# TASK INSTRUCTIONS
Could you print all the entries below exactly as they appear, omitting the pictures?

--------------------------------

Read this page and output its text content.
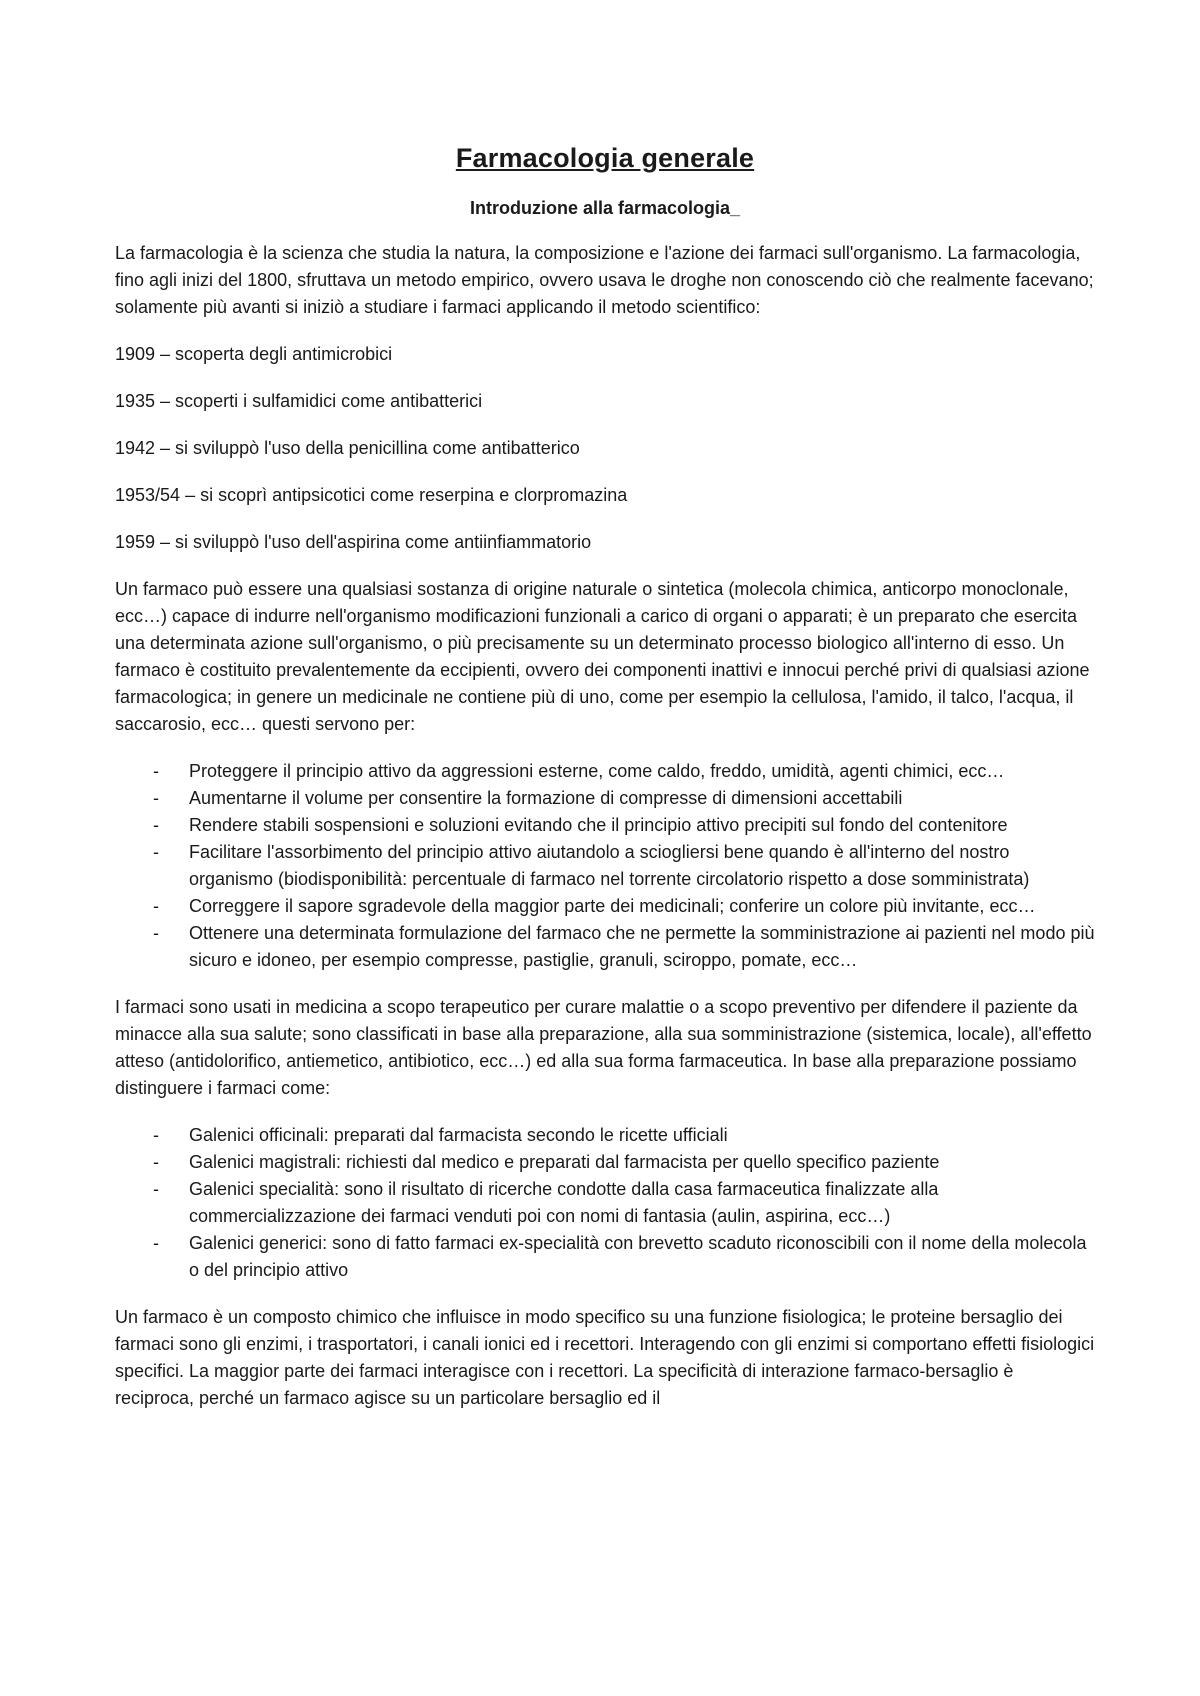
Farmacologia generale
Introduzione alla farmacologia_

La farmacologia è la scienza che studia la natura, la composizione e l'azione dei farmaci sull'organismo. La farmacologia, fino agli inizi del 1800, sfruttava un metodo empirico, ovvero usava le droghe non conoscendo ciò che realmente facevano; solamente più avanti si iniziò a studiare i farmaci applicando il metodo scientifico:

1909 – scoperta degli antimicrobici

1935 – scoperti i sulfamidici come antibatterici

1942 – si sviluppò l'uso della penicillina come antibatterico

1953/54 – si scoprì antipsicotici come reserpina e clorpromazina

1959 – si sviluppò l'uso dell'aspirina come antiinfiammatorio

Un farmaco può essere una qualsiasi sostanza di origine naturale o sintetica (molecola chimica, anticorpo monoclonale, ecc…) capace di indurre nell'organismo modificazioni funzionali a carico di organi o apparati; è un preparato che esercita una determinata azione sull'organismo, o più precisamente su un determinato processo biologico all'interno di esso. Un farmaco è costituito prevalentemente da eccipienti, ovvero dei componenti inattivi e innocui perché privi di qualsiasi azione farmacologica; in genere un medicinale ne contiene più di uno, come per esempio la cellulosa, l'amido, il talco, l'acqua, il saccarosio, ecc… questi servono per:

- Proteggere il principio attivo da aggressioni esterne, come caldo, freddo, umidità, agenti chimici, ecc…
- Aumentarne il volume per consentire la formazione di compresse di dimensioni accettabili
- Rendere stabili sospensioni e soluzioni evitando che il principio attivo precipiti sul fondo del contenitore
- Facilitare l'assorbimento del principio attivo aiutandolo a sciogliersi bene quando è all'interno del nostro organismo (biodisponibilità: percentuale di farmaco nel torrente circolatorio rispetto a dose somministrata)
- Correggere il sapore sgradevole della maggior parte dei medicinali; conferire un colore più invitante, ecc…
- Ottenere una determinata formulazione del farmaco che ne permette la somministrazione ai pazienti nel modo più sicuro e idoneo, per esempio compresse, pastiglie, granuli, sciroppo, pomate, ecc…

I farmaci sono usati in medicina a scopo terapeutico per curare malattie o a scopo preventivo per difendere il paziente da minacce alla sua salute; sono classificati in base alla preparazione, alla sua somministrazione (sistemica, locale), all'effetto atteso (antidolorifico, antiemetico, antibiotico, ecc…) ed alla sua forma farmaceutica. In base alla preparazione possiamo distinguere i farmaci come:

- Galenici officinali: preparati dal farmacista secondo le ricette ufficiali
- Galenici magistrali: richiesti dal medico e preparati dal farmacista per quello specifico paziente
- Galenici specialità: sono il risultato di ricerche condotte dalla casa farmaceutica finalizzate alla commercializzazione dei farmaci venduti poi con nomi di fantasia (aulin, aspirina, ecc…)
- Galenici generici: sono di fatto farmaci ex-specialità con brevetto scaduto riconoscibili con il nome della molecola o del principio attivo

Un farmaco è un composto chimico che influisce in modo specifico su una funzione fisiologica; le proteine bersaglio dei farmaci sono gli enzimi, i trasportatori, i canali ionici ed i recettori. Interagendo con gli enzimi si comportano effetti fisiologici specifici. La maggior parte dei farmaci interagisce con i recettori. La specificità di interazione farmaco-bersaglio è reciproca, perché un farmaco agisce su un particolare bersaglio ed il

--------------------------------

# TASK ANSWER
Read this page and output its text content.
Farmacologia generale
Introduzione alla farmacologia_

La farmacologia è la scienza che studia la natura, la composizione e l'azione dei farmaci sull'organismo. La farmacologia, fino agli inizi del 1800, sfruttava un metodo empirico, ovvero usava le droghe non conoscendo ciò che realmente facevano; solamente più avanti si iniziò a studiare i farmaci applicando il metodo scientifico:

1909 – scoperta degli antimicrobici

1935 – scoperti i sulfamidici come antibatterici

1942 – si sviluppò l'uso della penicillina come antibatterico

1953/54 – si scoprì antipsicotici come reserpina e clorpromazina

1959 – si sviluppò l'uso dell'aspirina come antiinfiammatorio

Un farmaco può essere una qualsiasi sostanza di origine naturale o sintetica (molecola chimica, anticorpo monoclonale, ecc…) capace di indurre nell'organismo modificazioni funzionali a carico di organi o apparati; è un preparato che esercita una determinata azione sull'organismo, o più precisamente su un determinato processo biologico all'interno di esso. Un farmaco è costituito prevalentemente da eccipienti, ovvero dei componenti inattivi e innocui perché privi di qualsiasi azione farmacologica; in genere un medicinale ne contiene più di uno, come per esempio la cellulosa, l'amido, il talco, l'acqua, il saccarosio, ecc… questi servono per:

- Proteggere il principio attivo da aggressioni esterne, come caldo, freddo, umidità, agenti chimici, ecc…
- Aumentarne il volume per consentire la formazione di compresse di dimensioni accettabili
- Rendere stabili sospensioni e soluzioni evitando che il principio attivo precipiti sul fondo del contenitore
- Facilitare l'assorbimento del principio attivo aiutandolo a sciogliersi bene quando è all'interno del nostro organismo (biodisponibilità: percentuale di farmaco nel torrente circolatorio rispetto a dose somministrata)
- Correggere il sapore sgradevole della maggior parte dei medicinali; conferire un colore più invitante, ecc…
- Ottenere una determinata formulazione del farmaco che ne permette la somministrazione ai pazienti nel modo più sicuro e idoneo, per esempio compresse, pastiglie, granuli, sciroppo, pomate, ecc…

I farmaci sono usati in medicina a scopo terapeutico per curare malattie o a scopo preventivo per difendere il paziente da minacce alla sua salute; sono classificati in base alla preparazione, alla sua somministrazione (sistemica, locale), all'effetto atteso (antidolorifico, antiemetico, antibiotico, ecc…) ed alla sua forma farmaceutica. In base alla preparazione possiamo distinguere i farmaci come:

- Galenici officinali: preparati dal farmacista secondo le ricette ufficiali
- Galenici magistrali: richiesti dal medico e preparati dal farmacista per quello specifico paziente
- Galenici specialità: sono il risultato di ricerche condotte dalla casa farmaceutica finalizzate alla commercializzazione dei farmaci venduti poi con nomi di fantasia (aulin, aspirina, ecc…)
- Galenici generici: sono di fatto farmaci ex-specialità con brevetto scaduto riconoscibili con il nome della molecola o del principio attivo

Un farmaco è un composto chimico che influisce in modo specifico su una funzione fisiologica; le proteine bersaglio dei farmaci sono gli enzimi, i trasportatori, i canali ionici ed i recettori. Interagendo con gli enzimi si comportano effetti fisiologici specifici. La maggior parte dei farmaci interagisce con i recettori. La specificità di interazione farmaco-bersaglio è reciproca, perché un farmaco agisce su un particolare bersaglio ed il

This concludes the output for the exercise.